● REQUEST: Copy every line with the string "panel" in it.

Collected data entries:
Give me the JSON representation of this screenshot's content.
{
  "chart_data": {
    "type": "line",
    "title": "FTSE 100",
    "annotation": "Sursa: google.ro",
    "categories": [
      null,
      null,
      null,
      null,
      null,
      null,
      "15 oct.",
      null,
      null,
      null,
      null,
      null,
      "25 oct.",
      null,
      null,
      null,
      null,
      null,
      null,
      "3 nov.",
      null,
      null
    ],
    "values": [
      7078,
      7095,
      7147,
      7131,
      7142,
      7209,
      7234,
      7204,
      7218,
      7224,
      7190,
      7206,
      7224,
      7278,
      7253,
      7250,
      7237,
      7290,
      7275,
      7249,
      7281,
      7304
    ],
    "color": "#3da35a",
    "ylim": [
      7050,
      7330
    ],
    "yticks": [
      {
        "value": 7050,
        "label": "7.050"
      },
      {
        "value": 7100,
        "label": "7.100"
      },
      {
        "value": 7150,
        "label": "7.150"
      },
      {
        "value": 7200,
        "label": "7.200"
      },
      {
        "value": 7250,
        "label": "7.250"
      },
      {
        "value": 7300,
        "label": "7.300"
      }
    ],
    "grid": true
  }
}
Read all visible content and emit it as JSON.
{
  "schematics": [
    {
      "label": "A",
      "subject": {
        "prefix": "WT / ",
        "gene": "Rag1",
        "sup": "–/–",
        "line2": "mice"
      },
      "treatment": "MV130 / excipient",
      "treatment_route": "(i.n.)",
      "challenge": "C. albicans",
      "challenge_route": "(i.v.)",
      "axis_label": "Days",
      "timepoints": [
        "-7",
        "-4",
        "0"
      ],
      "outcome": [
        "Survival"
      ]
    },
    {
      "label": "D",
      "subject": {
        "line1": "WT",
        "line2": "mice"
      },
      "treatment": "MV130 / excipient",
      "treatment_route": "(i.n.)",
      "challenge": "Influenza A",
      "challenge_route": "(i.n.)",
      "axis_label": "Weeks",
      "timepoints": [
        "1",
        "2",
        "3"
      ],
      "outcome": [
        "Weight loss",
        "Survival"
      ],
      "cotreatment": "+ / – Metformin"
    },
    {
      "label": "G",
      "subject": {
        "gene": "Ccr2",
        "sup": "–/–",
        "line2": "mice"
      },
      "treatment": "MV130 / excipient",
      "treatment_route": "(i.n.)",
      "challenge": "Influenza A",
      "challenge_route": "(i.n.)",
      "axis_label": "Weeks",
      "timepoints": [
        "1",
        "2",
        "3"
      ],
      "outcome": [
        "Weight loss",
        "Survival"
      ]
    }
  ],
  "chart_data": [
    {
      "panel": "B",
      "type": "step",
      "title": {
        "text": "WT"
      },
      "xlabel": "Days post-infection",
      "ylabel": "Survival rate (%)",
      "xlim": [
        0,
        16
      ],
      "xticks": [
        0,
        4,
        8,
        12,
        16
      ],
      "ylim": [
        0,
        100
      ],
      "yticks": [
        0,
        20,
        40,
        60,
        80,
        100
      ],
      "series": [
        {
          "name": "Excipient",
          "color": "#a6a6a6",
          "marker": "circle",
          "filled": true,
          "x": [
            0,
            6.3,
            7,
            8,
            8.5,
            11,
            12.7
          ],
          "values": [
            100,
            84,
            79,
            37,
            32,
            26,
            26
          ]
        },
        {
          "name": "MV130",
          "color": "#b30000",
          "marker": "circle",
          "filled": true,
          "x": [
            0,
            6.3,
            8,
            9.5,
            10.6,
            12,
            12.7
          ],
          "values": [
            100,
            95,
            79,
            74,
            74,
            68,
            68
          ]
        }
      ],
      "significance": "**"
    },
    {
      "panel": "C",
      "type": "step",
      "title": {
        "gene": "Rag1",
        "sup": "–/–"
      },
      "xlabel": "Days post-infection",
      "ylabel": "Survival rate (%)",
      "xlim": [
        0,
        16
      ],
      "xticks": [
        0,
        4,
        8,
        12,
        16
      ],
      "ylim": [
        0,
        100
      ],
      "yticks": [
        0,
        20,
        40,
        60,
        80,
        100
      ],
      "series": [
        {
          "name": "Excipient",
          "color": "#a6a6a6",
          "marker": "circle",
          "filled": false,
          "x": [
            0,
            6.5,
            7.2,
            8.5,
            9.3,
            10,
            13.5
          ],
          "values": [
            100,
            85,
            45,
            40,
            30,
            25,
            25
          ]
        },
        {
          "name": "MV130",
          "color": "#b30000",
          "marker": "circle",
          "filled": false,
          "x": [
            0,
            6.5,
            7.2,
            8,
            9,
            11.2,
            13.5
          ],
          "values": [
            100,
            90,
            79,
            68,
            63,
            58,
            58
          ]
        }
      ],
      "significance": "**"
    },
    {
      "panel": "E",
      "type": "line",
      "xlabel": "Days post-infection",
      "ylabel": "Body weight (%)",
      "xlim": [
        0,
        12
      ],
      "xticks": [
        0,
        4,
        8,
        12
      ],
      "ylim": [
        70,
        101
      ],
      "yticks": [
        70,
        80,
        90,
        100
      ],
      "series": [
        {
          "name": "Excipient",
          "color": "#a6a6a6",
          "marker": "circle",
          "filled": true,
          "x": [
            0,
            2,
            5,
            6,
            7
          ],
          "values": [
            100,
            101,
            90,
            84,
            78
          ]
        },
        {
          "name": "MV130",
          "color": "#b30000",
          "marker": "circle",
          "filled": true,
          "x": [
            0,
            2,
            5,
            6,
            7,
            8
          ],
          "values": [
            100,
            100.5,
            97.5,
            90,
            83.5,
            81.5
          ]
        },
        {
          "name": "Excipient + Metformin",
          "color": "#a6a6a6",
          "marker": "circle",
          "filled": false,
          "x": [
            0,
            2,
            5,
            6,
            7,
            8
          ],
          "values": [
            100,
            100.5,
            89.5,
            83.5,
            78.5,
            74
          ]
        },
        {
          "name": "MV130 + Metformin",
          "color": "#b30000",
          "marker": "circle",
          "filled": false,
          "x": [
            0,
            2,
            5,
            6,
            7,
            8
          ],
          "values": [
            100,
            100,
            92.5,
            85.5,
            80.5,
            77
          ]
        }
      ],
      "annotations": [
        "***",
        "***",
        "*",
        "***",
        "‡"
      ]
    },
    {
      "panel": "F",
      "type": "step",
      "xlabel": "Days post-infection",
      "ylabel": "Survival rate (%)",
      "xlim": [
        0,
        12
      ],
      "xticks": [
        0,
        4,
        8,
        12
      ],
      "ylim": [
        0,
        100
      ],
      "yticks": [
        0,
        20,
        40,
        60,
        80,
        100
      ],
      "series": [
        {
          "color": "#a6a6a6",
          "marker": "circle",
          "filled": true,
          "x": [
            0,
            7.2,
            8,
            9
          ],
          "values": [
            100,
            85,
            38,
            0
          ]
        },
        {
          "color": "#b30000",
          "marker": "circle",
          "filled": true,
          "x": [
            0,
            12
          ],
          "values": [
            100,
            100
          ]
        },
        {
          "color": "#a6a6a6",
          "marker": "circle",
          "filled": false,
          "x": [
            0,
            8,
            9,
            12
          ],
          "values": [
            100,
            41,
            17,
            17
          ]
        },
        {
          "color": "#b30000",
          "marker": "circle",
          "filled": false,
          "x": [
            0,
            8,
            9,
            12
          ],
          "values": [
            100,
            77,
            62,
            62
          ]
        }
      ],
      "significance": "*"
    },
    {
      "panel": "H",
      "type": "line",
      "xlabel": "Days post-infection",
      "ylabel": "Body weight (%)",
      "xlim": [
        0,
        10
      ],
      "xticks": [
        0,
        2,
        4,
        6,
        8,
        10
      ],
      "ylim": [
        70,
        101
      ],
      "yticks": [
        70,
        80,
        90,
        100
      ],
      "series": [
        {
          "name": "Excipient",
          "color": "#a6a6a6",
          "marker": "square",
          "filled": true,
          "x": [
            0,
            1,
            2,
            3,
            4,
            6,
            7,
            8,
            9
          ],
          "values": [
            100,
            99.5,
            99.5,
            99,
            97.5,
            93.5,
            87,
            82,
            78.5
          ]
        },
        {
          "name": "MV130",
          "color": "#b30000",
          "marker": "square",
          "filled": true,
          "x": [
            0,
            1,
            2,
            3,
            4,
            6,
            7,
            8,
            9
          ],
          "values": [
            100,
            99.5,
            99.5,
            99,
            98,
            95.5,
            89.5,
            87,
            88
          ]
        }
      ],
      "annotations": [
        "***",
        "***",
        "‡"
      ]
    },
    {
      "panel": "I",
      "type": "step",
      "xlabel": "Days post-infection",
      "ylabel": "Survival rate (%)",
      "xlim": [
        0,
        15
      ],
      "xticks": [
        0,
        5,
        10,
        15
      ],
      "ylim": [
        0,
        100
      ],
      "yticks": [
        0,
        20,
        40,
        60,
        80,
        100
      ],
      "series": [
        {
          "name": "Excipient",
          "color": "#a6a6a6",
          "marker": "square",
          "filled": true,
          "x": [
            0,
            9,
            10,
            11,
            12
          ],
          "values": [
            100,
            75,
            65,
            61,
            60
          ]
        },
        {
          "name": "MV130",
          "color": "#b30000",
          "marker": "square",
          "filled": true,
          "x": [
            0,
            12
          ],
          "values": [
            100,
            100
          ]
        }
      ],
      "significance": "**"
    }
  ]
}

● TASK RESPONSE:
      "panel": "B",
      "panel": "C",
      "panel": "E",
      "panel": "F",
      "panel": "H",
      "panel": "I",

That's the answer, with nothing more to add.